* [Problem to solve]:
Pictures do not belong in the copy; quote every entry below exactly.

Lines of data:
################

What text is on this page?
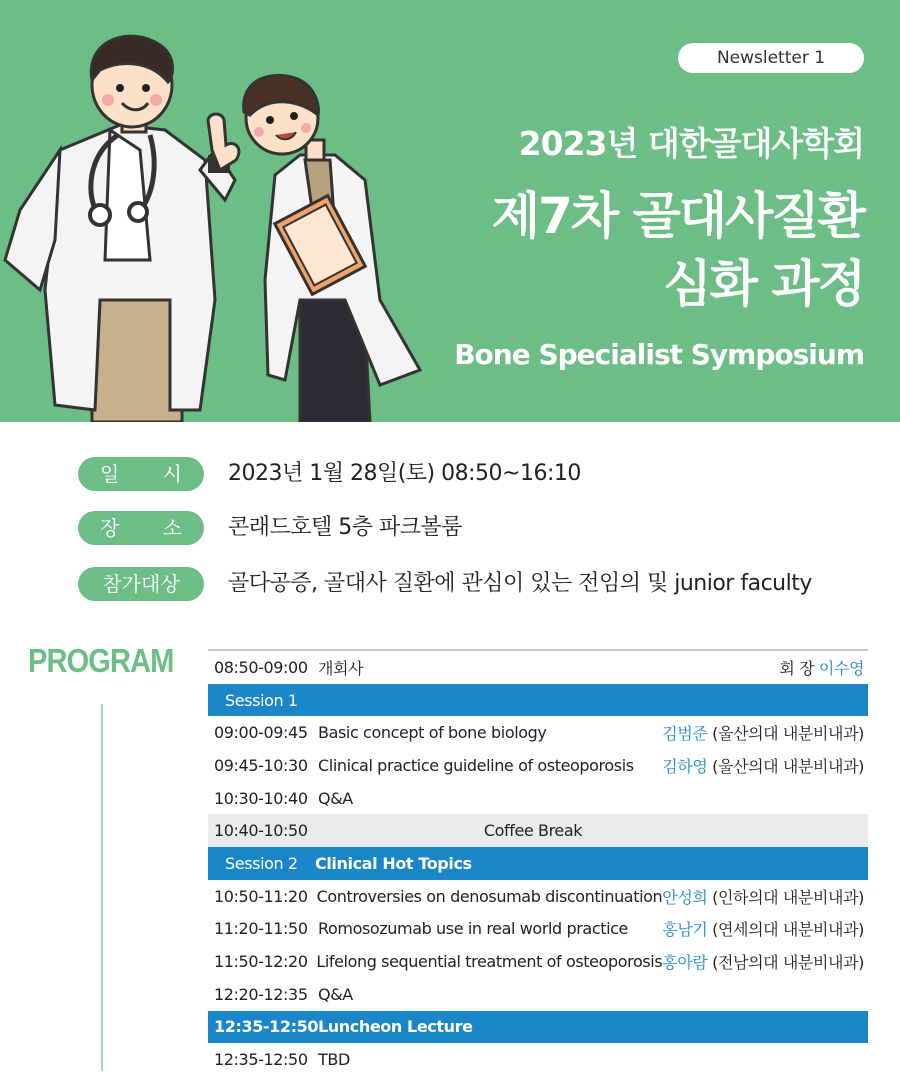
Newsletter 1
2023년 대한골대사학회
제7차 골대사질환
심화 과정
Bone Specialist Symposium
일 시 2023년 1월 28일(토) 08:50~16:10
장 소 콘래드호텔 5층 파크볼룸
참가대상	골다공증, 골대사 질환에 관심이 있는 전임의 및 junior faculty
PROGRAM	08:50-09:00 개회사	회 장 이수영
Session 1
09:00-09:45 Basic concept of bone biology	김범준 (울산의대 내분비내과)
09:45-10:30 Clinical practice guideline of osteoporosis	김하영 (울산의대 내분비내과)
10:30-10:40 Q&A
10:40-10:50	Coffee Break
Session 2	Clinical Hot Topics
10:50-11:20 Controversies on denosumab discontinuation 안성희 (인하의대 내분비내과)
11:20-11:50 Romosozumab use in real world practice	홍남기 (연세의대 내분비내과)
11:50-12:20 Lifelong sequential treatment of osteoporosis 홍아람 (전남의대 내분비내과)
12:20-12:35 Q&A
12:35-12:50 Luncheon Lecture
12:35-12:50 TBD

################

* [Answer to this task]:
What text is on this page?
Newsletter 1
2023년 대한골대사학회
제7차 골대사질환
심화 과정
Bone Specialist Symposium
일 시 2023년 1월 28일(토) 08:50~16:10
장 소 콘래드호텔 5층 파크볼룸
참가대상	골다공증, 골대사 질환에 관심이 있는 전임의 및 junior faculty
PROGRAM	08:50-09:00 개회사	회 장 이수영
Session 1
09:00-09:45 Basic concept of bone biology	김범준 (울산의대 내분비내과)
09:45-10:30 Clinical practice guideline of osteoporosis	김하영 (울산의대 내분비내과)
10:30-10:40 Q&A
10:40-10:50	Coffee Break
Session 2	Clinical Hot Topics
10:50-11:20 Controversies on denosumab discontinuation 안성희 (인하의대 내분비내과)
11:20-11:50 Romosozumab use in real world practice	홍남기 (연세의대 내분비내과)
11:50-12:20 Lifelong sequential treatment of osteoporosis 홍아람 (전남의대 내분비내과)
12:20-12:35 Q&A
12:35-12:50 Luncheon Lecture
12:35-12:50 TBD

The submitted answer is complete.